Goal of the exercise:
Check each line of the records below and collect those that include the word "Company".

Available data:
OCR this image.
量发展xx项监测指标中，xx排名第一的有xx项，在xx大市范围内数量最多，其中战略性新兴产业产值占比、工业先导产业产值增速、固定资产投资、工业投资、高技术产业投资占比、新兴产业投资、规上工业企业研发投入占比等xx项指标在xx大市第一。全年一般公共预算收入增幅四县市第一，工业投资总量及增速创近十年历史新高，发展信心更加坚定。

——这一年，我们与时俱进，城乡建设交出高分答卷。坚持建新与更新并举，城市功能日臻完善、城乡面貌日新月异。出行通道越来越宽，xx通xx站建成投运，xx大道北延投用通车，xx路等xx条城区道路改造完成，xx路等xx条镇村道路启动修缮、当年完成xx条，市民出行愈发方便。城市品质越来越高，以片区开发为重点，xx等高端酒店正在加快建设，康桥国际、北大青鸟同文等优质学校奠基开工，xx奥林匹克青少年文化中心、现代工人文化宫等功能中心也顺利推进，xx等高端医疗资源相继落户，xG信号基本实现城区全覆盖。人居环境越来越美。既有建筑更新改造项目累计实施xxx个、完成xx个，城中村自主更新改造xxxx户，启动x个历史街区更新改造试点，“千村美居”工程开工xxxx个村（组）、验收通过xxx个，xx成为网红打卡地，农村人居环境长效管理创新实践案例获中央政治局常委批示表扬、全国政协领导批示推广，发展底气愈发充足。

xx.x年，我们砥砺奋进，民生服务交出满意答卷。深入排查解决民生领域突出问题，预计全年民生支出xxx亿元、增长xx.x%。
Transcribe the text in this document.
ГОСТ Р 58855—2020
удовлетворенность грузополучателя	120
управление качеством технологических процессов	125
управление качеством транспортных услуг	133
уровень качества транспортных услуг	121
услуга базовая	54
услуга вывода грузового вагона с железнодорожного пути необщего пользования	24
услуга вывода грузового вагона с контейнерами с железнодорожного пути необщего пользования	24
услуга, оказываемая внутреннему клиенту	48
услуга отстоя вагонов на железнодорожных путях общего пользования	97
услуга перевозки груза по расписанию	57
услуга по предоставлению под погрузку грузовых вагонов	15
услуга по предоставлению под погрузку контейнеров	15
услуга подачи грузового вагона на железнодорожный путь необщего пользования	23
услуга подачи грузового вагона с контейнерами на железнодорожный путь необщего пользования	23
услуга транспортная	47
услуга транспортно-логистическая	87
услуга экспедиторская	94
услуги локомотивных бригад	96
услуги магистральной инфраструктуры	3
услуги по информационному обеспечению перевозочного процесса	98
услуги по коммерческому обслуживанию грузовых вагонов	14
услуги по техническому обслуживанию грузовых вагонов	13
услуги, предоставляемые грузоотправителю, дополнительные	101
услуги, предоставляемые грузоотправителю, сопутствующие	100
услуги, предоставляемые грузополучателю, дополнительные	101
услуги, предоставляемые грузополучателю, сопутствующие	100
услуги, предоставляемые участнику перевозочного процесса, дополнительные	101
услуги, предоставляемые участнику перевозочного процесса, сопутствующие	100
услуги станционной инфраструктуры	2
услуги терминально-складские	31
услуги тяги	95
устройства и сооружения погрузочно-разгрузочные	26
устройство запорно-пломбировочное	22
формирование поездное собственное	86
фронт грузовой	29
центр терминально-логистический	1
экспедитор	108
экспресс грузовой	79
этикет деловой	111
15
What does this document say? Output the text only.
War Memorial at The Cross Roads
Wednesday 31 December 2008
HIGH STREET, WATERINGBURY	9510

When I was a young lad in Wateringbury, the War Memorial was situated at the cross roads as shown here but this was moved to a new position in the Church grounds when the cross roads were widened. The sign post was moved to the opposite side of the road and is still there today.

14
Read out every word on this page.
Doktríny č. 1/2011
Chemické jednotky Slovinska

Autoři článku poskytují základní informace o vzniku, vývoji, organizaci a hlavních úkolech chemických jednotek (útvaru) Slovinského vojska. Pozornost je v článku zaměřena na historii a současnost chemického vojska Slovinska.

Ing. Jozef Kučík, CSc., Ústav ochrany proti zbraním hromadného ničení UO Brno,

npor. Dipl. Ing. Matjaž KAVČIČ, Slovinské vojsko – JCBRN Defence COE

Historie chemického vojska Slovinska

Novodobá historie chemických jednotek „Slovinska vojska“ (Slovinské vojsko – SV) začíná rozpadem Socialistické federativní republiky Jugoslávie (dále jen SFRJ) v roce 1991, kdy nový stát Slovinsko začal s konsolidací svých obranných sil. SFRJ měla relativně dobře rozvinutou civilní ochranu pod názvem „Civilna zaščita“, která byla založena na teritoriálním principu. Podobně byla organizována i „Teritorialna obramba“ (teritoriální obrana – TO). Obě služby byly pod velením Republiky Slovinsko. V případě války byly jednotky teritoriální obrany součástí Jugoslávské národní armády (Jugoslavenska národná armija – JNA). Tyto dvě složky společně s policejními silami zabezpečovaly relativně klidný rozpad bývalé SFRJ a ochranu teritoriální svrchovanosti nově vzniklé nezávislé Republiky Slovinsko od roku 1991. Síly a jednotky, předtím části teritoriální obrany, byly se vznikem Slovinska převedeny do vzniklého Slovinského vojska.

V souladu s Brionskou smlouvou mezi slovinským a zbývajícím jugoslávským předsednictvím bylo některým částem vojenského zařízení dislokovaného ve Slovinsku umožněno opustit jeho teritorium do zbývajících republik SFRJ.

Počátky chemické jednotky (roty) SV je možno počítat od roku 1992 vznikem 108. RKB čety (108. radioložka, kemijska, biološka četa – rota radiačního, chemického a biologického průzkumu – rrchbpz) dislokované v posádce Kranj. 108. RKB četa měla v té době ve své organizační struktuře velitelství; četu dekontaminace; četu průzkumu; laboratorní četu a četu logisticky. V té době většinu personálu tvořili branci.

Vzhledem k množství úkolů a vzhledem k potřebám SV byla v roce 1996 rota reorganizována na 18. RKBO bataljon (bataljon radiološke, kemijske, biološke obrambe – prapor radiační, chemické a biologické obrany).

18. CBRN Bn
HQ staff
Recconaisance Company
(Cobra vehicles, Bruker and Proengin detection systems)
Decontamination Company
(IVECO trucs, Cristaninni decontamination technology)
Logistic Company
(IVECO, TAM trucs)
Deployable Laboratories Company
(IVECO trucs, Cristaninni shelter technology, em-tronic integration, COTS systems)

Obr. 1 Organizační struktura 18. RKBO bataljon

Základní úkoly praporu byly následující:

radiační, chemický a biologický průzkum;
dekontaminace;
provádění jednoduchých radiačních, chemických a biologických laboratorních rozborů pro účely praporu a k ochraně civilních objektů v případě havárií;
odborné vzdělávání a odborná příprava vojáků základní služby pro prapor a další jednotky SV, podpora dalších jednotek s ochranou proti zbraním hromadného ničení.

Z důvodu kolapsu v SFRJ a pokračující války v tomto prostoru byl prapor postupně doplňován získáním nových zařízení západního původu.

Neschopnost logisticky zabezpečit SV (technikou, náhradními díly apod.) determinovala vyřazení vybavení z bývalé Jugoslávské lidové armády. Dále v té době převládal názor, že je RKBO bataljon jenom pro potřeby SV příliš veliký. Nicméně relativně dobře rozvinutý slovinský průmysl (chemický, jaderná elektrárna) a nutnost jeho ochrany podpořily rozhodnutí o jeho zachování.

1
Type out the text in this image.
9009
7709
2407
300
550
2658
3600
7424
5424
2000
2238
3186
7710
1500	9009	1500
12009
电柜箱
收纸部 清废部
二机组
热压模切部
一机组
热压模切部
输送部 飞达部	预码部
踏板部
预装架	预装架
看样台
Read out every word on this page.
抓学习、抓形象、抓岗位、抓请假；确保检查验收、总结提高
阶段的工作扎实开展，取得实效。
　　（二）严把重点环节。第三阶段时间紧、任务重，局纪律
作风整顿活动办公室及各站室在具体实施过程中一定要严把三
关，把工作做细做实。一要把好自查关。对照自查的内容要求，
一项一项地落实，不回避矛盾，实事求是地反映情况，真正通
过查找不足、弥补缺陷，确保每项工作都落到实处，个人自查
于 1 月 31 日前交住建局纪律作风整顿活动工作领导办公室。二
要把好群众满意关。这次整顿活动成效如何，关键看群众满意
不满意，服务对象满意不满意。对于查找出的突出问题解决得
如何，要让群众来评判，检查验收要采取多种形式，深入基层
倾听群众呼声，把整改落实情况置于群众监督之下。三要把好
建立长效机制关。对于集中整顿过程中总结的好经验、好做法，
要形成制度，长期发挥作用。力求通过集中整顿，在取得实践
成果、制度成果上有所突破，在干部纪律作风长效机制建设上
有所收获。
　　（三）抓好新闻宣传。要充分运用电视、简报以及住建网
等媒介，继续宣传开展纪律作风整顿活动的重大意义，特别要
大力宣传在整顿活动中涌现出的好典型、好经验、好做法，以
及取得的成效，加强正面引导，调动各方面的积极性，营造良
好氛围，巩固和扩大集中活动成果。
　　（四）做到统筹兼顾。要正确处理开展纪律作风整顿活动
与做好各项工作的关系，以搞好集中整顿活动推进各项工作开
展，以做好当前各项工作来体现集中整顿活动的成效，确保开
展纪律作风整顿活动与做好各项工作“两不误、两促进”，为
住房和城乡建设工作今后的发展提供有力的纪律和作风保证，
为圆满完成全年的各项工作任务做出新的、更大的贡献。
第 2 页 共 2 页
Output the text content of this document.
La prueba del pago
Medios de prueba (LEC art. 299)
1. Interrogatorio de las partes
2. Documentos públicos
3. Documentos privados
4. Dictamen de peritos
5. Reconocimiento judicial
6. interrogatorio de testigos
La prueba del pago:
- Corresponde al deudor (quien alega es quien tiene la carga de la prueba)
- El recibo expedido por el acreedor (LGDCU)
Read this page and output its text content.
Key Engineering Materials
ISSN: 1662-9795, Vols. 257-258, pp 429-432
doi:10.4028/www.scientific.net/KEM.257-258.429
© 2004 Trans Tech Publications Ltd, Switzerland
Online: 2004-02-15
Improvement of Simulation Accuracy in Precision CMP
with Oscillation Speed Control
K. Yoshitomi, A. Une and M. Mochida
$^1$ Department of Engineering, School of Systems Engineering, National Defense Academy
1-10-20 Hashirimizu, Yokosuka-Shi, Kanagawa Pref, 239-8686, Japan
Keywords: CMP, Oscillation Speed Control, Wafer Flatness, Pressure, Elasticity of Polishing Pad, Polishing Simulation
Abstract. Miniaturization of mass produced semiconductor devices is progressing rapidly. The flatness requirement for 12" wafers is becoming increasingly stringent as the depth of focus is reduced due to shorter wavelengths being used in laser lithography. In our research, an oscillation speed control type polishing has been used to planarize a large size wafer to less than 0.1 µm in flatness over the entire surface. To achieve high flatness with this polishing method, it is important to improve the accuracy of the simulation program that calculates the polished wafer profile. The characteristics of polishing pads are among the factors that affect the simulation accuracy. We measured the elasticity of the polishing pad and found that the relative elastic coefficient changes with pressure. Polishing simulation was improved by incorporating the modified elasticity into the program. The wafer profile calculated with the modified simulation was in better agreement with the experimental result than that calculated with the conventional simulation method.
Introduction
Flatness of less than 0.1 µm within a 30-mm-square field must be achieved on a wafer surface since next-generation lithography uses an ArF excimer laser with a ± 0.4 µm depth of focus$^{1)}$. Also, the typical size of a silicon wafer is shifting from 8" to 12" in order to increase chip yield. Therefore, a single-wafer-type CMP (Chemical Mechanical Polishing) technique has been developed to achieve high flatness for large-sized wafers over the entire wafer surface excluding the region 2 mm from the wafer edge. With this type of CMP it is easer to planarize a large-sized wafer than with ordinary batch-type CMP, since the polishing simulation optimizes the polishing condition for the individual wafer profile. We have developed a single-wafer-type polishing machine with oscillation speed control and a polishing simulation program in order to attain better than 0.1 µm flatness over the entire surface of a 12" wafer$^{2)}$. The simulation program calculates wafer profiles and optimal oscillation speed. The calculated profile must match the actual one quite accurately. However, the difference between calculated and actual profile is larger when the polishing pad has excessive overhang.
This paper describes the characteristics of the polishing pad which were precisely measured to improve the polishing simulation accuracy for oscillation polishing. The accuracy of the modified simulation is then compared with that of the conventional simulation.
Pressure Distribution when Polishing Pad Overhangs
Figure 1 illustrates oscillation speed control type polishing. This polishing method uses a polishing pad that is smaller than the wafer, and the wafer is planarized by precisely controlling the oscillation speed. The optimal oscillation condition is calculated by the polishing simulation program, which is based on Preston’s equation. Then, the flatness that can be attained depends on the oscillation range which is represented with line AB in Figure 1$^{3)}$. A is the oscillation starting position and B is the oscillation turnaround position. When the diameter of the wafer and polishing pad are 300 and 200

Full output:
Recconaisance Company
Decontamination Company
Logistic Company
Deployable Laboratories Company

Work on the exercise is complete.